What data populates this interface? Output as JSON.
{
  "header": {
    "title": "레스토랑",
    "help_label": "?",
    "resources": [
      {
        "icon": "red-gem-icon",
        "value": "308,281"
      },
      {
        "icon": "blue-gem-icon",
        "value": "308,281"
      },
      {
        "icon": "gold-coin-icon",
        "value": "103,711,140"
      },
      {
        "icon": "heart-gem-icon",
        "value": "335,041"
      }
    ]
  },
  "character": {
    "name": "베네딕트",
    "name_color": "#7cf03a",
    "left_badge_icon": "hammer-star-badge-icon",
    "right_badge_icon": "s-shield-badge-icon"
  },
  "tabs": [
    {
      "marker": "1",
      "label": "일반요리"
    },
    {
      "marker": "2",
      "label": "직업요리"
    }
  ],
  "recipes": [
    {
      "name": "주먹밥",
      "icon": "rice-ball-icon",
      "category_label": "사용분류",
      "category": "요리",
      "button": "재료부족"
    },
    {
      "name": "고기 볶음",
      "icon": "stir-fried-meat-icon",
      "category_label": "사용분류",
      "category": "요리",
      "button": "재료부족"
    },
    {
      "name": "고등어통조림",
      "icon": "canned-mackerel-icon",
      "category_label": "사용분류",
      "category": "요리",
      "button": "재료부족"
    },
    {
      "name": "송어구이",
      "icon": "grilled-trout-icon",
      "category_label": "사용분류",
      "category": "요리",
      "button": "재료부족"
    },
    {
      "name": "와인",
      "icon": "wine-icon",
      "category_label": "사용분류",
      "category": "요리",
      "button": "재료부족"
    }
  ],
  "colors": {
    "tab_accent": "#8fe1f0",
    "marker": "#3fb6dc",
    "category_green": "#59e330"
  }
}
=-=-=
- [Stated problem] Copy every line exactly. Leave nothing out.

- [Full solution]
What data populates this interface? Output as JSON.
{
  "header": {
    "title": "레스토랑",
    "help_label": "?",
    "resources": [
      {
        "icon": "red-gem-icon",
        "value": "308,281"
      },
      {
        "icon": "blue-gem-icon",
        "value": "308,281"
      },
      {
        "icon": "gold-coin-icon",
        "value": "103,711,140"
      },
      {
        "icon": "heart-gem-icon",
        "value": "335,041"
      }
    ]
  },
  "character": {
    "name": "베네딕트",
    "name_color": "#7cf03a",
    "left_badge_icon": "hammer-star-badge-icon",
    "right_badge_icon": "s-shield-badge-icon"
  },
  "tabs": [
    {
      "marker": "1",
      "label": "일반요리"
    },
    {
      "marker": "2",
      "label": "직업요리"
    }
  ],
  "recipes": [
    {
      "name": "주먹밥",
      "icon": "rice-ball-icon",
      "category_label": "사용분류",
      "category": "요리",
      "button": "재료부족"
    },
    {
      "name": "고기 볶음",
      "icon": "stir-fried-meat-icon",
      "category_label": "사용분류",
      "category": "요리",
      "button": "재료부족"
    },
    {
      "name": "고등어통조림",
      "icon": "canned-mackerel-icon",
      "category_label": "사용분류",
      "category": "요리",
      "button": "재료부족"
    },
    {
      "name": "송어구이",
      "icon": "grilled-trout-icon",
      "category_label": "사용분류",
      "category": "요리",
      "button": "재료부족"
    },
    {
      "name": "와인",
      "icon": "wine-icon",
      "category_label": "사용분류",
      "category": "요리",
      "button": "재료부족"
    }
  ],
  "colors": {
    "tab_accent": "#8fe1f0",
    "marker": "#3fb6dc",
    "category_green": "#59e330"
  }
}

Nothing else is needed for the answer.